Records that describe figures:
──────

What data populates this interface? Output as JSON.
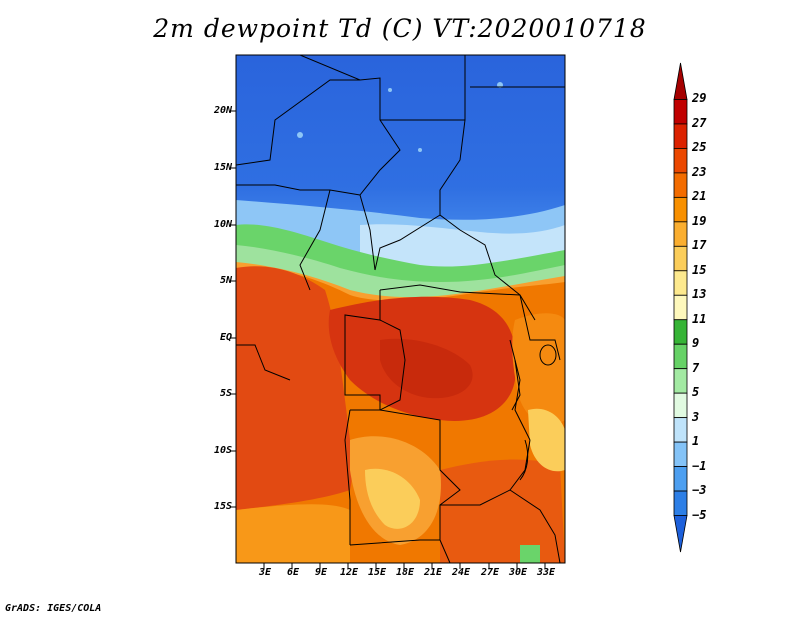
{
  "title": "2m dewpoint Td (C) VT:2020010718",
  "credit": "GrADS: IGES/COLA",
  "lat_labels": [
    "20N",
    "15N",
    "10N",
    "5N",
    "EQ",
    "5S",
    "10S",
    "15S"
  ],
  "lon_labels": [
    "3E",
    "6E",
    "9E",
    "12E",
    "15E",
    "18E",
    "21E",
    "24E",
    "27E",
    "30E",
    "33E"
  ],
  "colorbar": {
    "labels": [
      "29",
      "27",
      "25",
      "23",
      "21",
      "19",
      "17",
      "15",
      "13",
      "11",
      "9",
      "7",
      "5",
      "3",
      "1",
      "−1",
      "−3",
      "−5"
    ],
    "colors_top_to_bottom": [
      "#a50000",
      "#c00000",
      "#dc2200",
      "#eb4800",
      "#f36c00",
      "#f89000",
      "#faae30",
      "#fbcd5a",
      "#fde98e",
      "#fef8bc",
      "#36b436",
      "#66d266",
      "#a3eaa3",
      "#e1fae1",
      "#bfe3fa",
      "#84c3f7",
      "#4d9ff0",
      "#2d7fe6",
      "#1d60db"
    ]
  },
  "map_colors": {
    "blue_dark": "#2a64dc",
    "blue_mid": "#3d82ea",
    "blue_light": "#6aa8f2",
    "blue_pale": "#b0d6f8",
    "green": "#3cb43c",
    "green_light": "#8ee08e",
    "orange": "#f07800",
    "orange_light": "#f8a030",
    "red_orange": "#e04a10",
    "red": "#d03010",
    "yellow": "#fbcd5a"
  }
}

──────

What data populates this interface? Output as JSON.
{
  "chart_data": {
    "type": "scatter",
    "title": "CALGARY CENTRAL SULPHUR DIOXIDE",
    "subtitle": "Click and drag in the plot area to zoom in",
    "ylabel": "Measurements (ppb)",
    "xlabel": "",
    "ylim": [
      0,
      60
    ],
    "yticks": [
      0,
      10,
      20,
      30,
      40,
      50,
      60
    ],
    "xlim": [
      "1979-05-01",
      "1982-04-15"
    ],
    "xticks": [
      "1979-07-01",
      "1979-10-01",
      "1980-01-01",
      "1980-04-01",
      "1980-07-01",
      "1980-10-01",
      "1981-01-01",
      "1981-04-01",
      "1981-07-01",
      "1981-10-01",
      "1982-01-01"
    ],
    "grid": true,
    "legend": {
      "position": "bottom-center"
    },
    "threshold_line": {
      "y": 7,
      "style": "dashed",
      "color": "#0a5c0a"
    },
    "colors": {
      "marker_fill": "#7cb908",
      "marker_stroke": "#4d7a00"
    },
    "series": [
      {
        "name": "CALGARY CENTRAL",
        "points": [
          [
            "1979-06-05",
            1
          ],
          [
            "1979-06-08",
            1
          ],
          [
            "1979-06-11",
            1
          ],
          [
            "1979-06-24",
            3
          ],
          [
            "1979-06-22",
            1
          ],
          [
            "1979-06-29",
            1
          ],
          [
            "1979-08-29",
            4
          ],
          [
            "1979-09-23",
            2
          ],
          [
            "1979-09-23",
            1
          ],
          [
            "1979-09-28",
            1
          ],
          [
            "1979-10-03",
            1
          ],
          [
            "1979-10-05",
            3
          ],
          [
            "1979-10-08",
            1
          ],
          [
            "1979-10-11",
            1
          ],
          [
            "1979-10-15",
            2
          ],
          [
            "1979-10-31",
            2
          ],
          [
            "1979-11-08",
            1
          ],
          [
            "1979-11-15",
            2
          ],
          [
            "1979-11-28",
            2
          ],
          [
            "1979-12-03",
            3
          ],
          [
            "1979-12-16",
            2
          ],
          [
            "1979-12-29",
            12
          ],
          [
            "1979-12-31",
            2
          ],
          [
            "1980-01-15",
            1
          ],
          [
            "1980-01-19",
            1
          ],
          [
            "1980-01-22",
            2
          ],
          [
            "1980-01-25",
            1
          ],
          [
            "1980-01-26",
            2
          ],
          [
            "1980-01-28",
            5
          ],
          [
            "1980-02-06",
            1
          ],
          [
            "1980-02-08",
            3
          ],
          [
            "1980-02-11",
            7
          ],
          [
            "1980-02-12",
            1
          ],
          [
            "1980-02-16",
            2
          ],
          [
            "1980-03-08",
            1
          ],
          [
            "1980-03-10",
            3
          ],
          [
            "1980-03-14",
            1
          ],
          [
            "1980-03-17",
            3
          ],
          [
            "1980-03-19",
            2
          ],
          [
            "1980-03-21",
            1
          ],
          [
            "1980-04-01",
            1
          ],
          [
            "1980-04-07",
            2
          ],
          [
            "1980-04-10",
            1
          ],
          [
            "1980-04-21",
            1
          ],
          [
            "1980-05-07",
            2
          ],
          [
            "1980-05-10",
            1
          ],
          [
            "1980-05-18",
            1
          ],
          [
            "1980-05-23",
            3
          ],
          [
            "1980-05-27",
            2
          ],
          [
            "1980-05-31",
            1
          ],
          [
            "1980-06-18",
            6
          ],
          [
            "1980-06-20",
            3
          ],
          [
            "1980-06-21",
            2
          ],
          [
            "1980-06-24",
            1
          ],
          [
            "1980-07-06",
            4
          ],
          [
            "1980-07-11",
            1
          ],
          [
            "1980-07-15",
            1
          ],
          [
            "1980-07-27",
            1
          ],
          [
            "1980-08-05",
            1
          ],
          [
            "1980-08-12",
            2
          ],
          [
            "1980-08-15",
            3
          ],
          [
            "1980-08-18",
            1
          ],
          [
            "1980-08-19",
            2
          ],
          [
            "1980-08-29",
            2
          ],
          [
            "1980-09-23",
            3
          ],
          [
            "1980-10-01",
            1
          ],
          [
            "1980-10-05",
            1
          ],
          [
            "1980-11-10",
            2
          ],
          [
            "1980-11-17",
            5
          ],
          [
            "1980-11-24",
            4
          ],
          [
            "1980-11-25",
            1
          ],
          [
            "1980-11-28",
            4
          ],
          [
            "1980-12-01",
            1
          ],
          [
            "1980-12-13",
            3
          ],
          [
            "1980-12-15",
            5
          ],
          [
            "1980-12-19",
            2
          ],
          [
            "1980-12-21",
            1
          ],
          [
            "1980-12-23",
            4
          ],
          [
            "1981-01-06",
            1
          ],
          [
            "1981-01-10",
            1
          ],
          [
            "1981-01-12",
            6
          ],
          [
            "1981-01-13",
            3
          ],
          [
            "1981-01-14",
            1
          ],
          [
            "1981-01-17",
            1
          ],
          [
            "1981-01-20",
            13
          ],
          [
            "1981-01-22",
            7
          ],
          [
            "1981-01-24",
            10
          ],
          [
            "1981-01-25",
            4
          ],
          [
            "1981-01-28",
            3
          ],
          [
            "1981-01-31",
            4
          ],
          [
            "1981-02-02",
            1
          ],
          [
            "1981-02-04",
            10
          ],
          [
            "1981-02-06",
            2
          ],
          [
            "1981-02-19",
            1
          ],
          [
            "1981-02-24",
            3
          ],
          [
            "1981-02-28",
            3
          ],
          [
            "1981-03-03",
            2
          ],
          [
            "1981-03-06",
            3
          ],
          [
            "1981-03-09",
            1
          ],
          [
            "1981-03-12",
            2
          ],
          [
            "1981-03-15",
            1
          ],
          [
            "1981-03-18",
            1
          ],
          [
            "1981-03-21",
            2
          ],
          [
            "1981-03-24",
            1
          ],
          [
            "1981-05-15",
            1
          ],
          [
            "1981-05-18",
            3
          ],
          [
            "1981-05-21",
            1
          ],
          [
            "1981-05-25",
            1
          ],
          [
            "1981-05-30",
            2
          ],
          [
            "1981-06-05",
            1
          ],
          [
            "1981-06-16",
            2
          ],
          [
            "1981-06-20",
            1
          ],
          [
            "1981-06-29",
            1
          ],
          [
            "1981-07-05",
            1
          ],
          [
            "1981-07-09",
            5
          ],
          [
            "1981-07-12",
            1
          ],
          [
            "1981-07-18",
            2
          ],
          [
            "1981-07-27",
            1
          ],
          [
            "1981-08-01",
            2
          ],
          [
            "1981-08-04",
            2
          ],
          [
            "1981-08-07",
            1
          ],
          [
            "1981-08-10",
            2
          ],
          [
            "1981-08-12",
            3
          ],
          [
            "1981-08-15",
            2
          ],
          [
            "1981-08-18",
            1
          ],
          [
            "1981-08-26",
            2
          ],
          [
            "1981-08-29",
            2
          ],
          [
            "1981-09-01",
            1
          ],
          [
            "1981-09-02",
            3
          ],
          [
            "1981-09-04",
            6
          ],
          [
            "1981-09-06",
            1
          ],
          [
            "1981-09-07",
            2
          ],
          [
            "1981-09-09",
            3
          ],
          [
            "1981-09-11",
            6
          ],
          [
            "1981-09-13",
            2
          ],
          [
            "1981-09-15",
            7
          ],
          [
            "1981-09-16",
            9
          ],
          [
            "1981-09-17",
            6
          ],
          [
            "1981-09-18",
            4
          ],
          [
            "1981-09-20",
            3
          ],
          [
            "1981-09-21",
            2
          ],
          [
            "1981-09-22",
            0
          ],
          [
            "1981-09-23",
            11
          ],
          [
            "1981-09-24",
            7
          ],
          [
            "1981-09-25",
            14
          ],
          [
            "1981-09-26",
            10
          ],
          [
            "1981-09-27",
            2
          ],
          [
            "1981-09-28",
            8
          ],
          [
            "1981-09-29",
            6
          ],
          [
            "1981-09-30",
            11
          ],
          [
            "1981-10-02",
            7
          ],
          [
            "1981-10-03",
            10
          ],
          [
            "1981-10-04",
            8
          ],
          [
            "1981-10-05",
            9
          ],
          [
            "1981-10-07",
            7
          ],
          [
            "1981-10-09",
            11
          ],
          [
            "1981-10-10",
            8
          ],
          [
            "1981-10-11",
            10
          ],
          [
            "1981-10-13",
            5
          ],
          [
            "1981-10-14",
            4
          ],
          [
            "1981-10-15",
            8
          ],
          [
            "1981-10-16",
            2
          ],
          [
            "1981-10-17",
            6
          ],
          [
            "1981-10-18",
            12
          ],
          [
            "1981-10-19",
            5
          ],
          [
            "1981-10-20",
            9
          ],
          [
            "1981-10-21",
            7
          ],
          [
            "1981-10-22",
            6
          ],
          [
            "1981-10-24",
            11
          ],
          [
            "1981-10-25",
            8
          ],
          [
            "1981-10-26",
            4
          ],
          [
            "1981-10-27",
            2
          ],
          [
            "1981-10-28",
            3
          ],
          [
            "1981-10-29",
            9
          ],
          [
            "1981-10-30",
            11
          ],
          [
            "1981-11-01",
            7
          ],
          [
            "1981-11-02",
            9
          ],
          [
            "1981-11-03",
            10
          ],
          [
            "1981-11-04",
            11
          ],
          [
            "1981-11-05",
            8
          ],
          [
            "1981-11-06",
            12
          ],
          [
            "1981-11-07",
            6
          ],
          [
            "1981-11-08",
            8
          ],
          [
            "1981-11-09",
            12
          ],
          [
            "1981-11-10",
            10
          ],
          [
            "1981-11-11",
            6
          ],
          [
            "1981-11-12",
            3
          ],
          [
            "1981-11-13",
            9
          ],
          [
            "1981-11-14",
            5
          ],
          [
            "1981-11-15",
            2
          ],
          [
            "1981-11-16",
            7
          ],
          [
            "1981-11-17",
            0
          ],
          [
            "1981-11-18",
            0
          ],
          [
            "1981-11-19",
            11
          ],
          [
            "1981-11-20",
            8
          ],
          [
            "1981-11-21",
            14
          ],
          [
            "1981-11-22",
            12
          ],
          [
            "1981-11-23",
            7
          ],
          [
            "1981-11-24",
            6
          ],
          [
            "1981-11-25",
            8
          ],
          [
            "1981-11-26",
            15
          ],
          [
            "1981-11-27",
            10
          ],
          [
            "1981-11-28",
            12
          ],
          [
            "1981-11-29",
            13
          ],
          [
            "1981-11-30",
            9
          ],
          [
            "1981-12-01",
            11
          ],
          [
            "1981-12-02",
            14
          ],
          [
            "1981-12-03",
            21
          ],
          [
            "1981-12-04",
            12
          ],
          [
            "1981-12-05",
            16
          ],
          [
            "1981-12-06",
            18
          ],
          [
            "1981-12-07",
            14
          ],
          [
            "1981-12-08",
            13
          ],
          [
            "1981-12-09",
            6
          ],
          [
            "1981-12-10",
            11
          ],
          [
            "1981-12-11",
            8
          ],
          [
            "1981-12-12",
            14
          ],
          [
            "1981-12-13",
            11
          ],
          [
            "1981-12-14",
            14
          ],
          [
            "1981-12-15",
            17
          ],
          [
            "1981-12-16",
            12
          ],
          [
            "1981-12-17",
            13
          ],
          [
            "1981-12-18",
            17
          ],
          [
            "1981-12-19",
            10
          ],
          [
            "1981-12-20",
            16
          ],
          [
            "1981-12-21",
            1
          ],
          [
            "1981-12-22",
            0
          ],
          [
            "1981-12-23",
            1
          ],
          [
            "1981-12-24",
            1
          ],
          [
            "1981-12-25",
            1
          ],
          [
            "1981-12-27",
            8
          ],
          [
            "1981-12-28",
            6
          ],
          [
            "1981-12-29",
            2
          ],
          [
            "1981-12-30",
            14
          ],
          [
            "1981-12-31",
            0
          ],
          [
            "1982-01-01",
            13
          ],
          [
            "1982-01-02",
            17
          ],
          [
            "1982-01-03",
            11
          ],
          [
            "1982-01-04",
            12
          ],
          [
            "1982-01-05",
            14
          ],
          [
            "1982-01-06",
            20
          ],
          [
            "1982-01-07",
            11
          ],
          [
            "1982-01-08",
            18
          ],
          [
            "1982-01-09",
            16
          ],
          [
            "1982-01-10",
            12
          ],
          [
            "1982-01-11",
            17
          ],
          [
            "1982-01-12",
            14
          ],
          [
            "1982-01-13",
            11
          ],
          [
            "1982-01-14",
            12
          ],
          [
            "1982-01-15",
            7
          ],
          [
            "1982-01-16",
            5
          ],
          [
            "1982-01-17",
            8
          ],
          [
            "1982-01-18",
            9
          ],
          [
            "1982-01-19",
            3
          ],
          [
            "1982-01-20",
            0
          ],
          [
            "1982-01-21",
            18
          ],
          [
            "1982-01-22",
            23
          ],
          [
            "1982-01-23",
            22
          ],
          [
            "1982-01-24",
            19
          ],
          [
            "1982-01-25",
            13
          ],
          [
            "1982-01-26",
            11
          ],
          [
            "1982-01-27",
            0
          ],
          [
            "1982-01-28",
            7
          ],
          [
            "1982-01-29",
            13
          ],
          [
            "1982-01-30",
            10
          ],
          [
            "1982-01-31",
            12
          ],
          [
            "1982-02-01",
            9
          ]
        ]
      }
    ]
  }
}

──────

Instructions for the task:
Provide only the count of lines in the material above that hold the word "CENTRAL".

Complete output:
2